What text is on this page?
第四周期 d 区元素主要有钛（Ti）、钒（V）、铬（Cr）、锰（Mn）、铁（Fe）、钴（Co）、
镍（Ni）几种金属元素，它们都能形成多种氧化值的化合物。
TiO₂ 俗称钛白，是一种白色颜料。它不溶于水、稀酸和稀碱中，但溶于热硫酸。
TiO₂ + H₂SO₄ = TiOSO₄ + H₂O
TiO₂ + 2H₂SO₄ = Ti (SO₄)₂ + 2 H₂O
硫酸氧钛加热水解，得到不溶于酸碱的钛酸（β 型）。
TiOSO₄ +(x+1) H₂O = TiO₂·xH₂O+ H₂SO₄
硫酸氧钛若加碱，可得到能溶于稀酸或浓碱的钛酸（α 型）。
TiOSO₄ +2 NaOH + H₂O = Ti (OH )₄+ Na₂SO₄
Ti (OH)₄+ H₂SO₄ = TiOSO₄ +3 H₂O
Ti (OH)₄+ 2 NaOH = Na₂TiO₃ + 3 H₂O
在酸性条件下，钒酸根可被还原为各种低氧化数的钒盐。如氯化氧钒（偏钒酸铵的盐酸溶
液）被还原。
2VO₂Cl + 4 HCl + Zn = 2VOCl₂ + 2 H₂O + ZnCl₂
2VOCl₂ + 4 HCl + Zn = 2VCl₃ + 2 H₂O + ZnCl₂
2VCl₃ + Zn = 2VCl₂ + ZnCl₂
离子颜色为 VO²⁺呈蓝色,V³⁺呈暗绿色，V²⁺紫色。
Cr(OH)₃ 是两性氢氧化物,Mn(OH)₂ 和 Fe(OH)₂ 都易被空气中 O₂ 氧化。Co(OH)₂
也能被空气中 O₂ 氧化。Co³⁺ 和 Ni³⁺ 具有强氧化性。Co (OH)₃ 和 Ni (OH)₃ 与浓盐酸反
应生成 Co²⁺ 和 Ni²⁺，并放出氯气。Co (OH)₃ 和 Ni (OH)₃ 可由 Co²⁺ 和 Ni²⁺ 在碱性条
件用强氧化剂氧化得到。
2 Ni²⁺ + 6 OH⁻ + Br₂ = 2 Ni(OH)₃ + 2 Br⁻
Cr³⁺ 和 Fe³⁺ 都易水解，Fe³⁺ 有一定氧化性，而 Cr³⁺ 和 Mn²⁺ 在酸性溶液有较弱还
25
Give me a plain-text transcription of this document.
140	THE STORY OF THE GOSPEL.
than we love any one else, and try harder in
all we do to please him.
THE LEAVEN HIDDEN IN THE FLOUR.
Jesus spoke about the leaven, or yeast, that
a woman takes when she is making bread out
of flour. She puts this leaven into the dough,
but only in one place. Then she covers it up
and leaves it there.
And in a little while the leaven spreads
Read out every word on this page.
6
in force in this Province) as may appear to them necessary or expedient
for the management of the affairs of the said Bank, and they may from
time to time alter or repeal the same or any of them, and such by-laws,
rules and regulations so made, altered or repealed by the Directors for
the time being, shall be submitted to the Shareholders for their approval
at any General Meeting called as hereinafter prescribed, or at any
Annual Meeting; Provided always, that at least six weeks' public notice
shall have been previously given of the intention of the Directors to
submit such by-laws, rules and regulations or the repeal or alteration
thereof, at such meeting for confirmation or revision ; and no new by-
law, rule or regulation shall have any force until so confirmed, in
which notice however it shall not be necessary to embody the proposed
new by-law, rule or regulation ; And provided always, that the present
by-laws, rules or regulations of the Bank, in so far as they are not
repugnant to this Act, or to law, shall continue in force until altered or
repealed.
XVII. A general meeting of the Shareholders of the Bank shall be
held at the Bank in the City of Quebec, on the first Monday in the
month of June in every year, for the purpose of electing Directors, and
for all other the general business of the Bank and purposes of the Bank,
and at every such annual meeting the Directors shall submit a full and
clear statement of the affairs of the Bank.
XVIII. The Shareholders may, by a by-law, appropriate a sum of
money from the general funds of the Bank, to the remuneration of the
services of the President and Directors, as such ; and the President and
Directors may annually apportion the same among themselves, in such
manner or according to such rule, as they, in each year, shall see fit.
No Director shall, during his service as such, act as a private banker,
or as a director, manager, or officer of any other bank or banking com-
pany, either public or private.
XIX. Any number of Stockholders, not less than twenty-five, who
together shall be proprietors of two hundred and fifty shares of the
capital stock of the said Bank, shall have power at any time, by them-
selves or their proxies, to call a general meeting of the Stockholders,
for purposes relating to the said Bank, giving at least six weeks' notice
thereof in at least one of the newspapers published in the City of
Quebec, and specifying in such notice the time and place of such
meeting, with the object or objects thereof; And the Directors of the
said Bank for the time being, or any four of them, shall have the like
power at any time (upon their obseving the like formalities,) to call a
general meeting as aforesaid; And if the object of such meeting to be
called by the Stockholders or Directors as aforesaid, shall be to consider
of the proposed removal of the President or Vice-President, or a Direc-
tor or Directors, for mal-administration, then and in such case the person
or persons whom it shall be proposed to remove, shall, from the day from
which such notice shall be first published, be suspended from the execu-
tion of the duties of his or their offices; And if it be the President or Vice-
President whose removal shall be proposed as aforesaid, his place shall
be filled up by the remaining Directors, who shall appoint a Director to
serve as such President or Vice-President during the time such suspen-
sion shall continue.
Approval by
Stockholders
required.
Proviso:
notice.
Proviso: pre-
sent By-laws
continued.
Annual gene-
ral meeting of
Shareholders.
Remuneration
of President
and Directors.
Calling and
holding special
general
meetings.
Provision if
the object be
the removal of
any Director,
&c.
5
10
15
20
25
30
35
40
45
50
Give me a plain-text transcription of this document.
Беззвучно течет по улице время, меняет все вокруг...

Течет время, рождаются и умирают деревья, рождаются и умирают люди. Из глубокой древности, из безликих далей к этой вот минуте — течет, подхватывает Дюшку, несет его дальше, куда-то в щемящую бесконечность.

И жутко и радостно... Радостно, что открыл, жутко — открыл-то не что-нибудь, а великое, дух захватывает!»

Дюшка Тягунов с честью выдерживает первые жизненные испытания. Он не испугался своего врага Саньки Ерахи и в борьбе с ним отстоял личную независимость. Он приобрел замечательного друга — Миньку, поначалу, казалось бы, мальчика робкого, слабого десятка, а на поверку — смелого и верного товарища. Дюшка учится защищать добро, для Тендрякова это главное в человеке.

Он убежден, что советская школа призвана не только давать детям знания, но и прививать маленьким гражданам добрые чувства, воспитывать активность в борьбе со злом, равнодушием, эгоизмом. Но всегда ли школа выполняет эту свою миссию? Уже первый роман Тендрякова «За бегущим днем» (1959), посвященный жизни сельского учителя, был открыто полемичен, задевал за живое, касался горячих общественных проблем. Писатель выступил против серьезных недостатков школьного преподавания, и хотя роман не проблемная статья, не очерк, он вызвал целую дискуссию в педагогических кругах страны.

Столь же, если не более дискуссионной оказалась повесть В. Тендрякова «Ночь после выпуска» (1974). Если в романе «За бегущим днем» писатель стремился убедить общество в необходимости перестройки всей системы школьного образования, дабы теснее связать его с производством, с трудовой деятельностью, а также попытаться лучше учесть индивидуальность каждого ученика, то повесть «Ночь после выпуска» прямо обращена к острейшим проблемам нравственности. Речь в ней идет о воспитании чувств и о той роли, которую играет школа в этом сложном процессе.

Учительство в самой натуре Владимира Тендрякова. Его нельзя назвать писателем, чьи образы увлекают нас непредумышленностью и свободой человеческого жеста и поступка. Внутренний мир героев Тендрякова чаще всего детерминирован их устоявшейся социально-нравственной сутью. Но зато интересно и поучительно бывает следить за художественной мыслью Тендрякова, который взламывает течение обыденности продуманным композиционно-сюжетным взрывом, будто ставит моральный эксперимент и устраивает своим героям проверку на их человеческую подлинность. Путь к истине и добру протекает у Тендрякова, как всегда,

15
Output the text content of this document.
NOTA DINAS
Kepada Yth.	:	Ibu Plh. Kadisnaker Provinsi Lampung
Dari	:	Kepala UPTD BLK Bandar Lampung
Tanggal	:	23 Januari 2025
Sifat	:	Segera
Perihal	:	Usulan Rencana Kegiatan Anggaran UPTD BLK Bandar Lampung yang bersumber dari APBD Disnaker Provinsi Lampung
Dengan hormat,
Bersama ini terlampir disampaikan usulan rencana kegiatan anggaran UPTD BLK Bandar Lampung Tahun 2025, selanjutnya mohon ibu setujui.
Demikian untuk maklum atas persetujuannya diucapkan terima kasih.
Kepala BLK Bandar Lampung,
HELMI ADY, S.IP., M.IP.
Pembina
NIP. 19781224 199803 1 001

→ Work required
Collect the lines of the records that include the string "altered".

→ Solution for this exercise
rules and regulations so made, altered or repealed by the Directors for
repugnant to this Act, or to law, shall continue in force until altered or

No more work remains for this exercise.